*WHAT NEEDS TO BE DONE*. Rewrite the entries from the start of the records through the line containing "radio-obtain-dns-auto[interactable] (165, 213, 170, 219)", swapping "pixel-space" for "screen-space" and leaving everything else intact. Output only those lines.

*EXERCISE INPUTS*.
++++++++++++++++++++
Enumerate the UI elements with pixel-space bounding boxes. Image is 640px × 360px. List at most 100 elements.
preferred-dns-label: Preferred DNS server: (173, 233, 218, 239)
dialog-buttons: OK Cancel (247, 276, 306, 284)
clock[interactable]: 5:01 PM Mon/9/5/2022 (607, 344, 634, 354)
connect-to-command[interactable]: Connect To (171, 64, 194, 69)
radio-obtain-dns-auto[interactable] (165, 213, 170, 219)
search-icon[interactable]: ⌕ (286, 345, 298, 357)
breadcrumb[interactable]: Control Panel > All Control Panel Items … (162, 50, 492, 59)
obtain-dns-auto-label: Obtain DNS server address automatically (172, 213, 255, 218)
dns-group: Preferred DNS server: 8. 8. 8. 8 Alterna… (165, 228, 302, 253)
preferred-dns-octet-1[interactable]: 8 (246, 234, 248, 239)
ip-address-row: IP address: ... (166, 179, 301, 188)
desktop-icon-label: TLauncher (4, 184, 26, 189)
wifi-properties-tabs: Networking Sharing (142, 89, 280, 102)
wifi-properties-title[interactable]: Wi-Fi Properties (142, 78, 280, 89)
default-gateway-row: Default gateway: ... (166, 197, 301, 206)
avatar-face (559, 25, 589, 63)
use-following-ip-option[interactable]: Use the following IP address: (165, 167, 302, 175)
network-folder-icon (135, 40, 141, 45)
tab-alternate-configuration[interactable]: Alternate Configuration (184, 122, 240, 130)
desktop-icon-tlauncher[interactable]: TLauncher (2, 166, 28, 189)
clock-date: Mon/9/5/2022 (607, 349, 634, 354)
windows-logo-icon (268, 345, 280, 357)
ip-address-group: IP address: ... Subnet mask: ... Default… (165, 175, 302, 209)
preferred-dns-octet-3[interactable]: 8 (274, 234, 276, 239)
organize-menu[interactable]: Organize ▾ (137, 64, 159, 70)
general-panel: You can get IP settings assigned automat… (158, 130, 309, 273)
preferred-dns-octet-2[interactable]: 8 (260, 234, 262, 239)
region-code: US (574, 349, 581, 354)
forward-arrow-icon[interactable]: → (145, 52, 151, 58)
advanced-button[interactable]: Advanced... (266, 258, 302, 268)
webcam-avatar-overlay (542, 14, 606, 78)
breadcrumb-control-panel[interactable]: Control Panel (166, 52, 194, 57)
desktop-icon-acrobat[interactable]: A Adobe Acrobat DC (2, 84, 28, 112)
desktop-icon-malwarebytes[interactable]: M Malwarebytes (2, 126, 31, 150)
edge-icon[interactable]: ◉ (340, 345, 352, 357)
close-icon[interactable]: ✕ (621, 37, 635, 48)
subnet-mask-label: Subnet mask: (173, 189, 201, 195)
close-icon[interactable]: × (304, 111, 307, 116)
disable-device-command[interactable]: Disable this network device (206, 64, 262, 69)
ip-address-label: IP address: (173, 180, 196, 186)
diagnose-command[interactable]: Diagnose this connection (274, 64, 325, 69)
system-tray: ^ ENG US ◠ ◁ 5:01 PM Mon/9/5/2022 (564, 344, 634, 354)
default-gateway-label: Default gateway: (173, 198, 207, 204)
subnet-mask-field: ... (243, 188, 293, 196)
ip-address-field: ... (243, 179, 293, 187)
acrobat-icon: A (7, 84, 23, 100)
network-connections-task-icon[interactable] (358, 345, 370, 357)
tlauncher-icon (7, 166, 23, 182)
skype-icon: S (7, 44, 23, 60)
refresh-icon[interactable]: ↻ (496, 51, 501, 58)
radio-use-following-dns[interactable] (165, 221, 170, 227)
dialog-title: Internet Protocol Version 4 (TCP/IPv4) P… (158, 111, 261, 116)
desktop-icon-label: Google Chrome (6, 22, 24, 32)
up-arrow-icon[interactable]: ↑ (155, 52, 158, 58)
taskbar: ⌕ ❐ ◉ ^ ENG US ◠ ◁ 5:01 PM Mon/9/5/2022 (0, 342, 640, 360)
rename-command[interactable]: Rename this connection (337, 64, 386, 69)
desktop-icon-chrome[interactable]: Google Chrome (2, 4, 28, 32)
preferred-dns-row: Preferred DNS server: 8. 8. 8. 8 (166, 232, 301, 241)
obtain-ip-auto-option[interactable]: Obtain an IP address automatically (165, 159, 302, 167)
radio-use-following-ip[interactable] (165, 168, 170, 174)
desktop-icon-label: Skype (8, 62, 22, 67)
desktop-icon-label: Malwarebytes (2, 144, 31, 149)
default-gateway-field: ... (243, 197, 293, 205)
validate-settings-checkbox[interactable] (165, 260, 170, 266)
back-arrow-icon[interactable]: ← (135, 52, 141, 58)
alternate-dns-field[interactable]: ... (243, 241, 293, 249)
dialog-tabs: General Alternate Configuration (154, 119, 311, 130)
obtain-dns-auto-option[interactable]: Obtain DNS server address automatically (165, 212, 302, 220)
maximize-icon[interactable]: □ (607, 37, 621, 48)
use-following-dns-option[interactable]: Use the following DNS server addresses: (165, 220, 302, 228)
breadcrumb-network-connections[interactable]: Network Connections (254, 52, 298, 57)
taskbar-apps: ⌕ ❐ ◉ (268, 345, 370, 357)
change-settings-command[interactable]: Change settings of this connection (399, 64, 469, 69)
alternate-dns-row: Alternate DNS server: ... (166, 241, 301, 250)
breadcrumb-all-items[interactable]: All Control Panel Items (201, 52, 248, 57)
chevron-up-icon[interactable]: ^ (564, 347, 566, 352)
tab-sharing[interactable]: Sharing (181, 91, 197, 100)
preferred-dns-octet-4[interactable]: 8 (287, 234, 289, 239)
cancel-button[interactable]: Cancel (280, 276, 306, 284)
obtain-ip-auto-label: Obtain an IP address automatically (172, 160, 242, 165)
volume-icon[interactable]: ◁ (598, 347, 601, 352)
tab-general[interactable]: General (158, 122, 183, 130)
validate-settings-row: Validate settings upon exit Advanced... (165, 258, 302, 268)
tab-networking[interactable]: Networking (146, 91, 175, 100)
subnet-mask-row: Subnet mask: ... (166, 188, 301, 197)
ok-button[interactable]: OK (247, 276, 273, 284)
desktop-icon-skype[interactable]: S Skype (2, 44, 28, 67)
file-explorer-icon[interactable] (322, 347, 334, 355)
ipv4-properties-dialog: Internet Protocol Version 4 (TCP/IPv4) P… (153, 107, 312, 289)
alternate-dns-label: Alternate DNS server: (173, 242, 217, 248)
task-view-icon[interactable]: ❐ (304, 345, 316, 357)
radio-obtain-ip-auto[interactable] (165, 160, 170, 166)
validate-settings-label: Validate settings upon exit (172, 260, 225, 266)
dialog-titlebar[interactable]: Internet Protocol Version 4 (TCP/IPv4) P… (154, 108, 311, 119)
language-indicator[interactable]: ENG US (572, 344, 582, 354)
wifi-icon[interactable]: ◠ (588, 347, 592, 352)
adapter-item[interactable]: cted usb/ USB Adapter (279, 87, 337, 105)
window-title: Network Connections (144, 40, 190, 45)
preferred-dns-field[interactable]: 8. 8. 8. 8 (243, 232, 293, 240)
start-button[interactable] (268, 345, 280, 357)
++++++++++++++++++++
*EXPECTED ANSWER*.
Enumerate the UI elements with screen-space bounding boxes. Image is 640px × 360px. List at most 100 elements.
preferred-dns-label: Preferred DNS server: (173, 233, 218, 239)
dialog-buttons: OK Cancel (247, 276, 306, 284)
clock[interactable]: 5:01 PM Mon/9/5/2022 (607, 344, 634, 354)
connect-to-command[interactable]: Connect To (171, 64, 194, 69)
radio-obtain-dns-auto[interactable] (165, 213, 170, 219)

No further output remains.